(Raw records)
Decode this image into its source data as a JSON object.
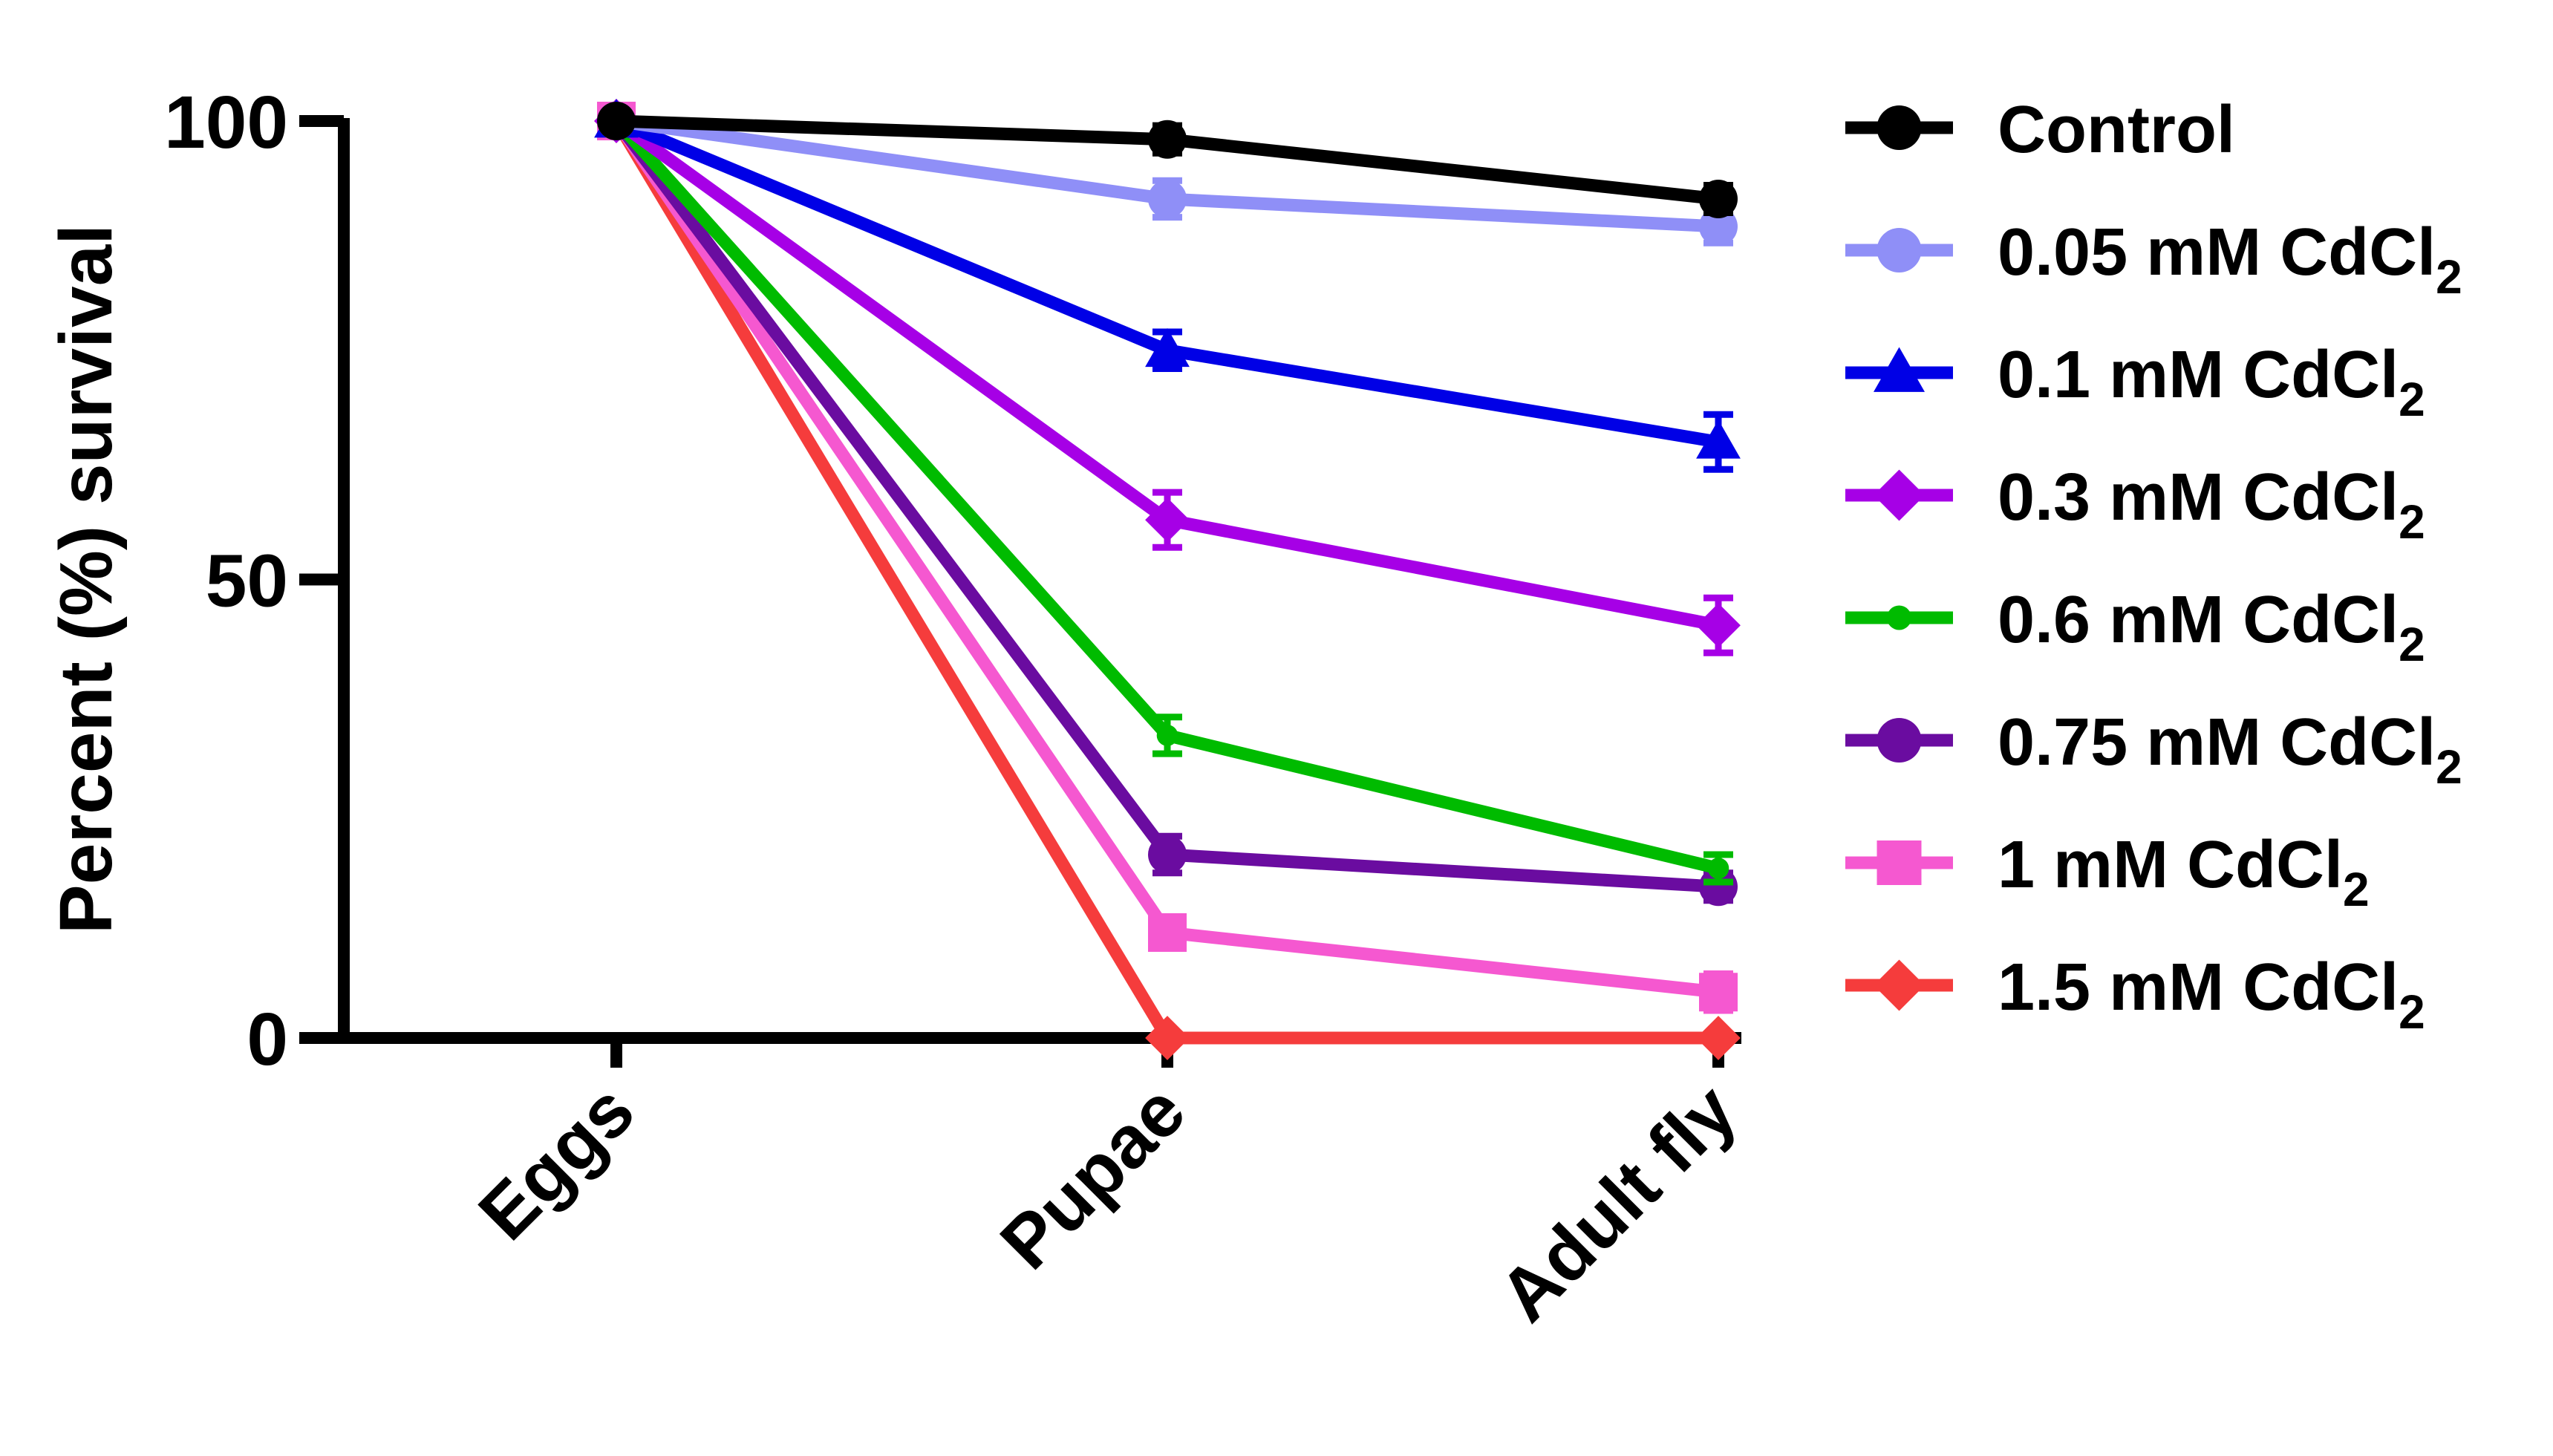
{
  "chart_data": {
    "type": "line",
    "categories": [
      "Eggs",
      "Pupae",
      "Adult fly"
    ],
    "ylabel": "Percent (%) survival",
    "ylim": [
      0,
      100
    ],
    "yticks": [
      0,
      50,
      100
    ],
    "grid": false,
    "legend_position": "right",
    "series": [
      {
        "name": "Control",
        "base": "Control",
        "sub": "",
        "color": "#000000",
        "marker": "circle",
        "values": [
          100,
          98,
          91.5
        ],
        "err": [
          0,
          1.5,
          1.5
        ]
      },
      {
        "name": "0.05 mM CdCl2",
        "base": "0.05 mM CdCl",
        "sub": "2",
        "color": "#8f8ff7",
        "marker": "circle",
        "values": [
          100,
          91.5,
          88.5
        ],
        "err": [
          0,
          2,
          1.8
        ]
      },
      {
        "name": "0.1 mM CdCl2",
        "base": "0.1 mM CdCl",
        "sub": "2",
        "color": "#0000e6",
        "marker": "triangle",
        "values": [
          100,
          75,
          65
        ],
        "err": [
          0,
          2,
          3
        ]
      },
      {
        "name": "0.3 mM CdCl2",
        "base": "0.3 mM CdCl",
        "sub": "2",
        "color": "#a600e6",
        "marker": "diamond",
        "values": [
          100,
          56.5,
          45
        ],
        "err": [
          0,
          3,
          3
        ]
      },
      {
        "name": "0.6 mM CdCl2",
        "base": "0.6 mM CdCl",
        "sub": "2",
        "color": "#00bb00",
        "marker": "dot",
        "values": [
          100,
          33,
          18.5
        ],
        "err": [
          0,
          2,
          1.5
        ]
      },
      {
        "name": "0.75 mM CdCl2",
        "base": "0.75 mM CdCl",
        "sub": "2",
        "color": "#6a0ca0",
        "marker": "circle",
        "values": [
          100,
          20,
          16.5
        ],
        "err": [
          0,
          2,
          1.5
        ]
      },
      {
        "name": "1 mM CdCl2",
        "base": "1 mM CdCl",
        "sub": "2",
        "color": "#f558d0",
        "marker": "square",
        "values": [
          100,
          11.5,
          5
        ],
        "err": [
          0,
          1.5,
          2
        ]
      },
      {
        "name": "1.5 mM CdCl2",
        "base": "1.5 mM CdCl",
        "sub": "2",
        "color": "#f53c3c",
        "marker": "diamond",
        "values": [
          100,
          0,
          0
        ],
        "err": [
          0,
          0,
          0
        ]
      }
    ]
  }
}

**OBJECTIVE**
Collect every line above that contains the word "base".

**RESULT FOR THIS EXERCISE**
        "base": "Control",
        "base": "0.05 mM CdCl",
        "base": "0.1 mM CdCl",
        "base": "0.3 mM CdCl",
        "base": "0.6 mM CdCl",
        "base": "0.75 mM CdCl",
        "base": "1 mM CdCl",
        "base": "1.5 mM CdCl",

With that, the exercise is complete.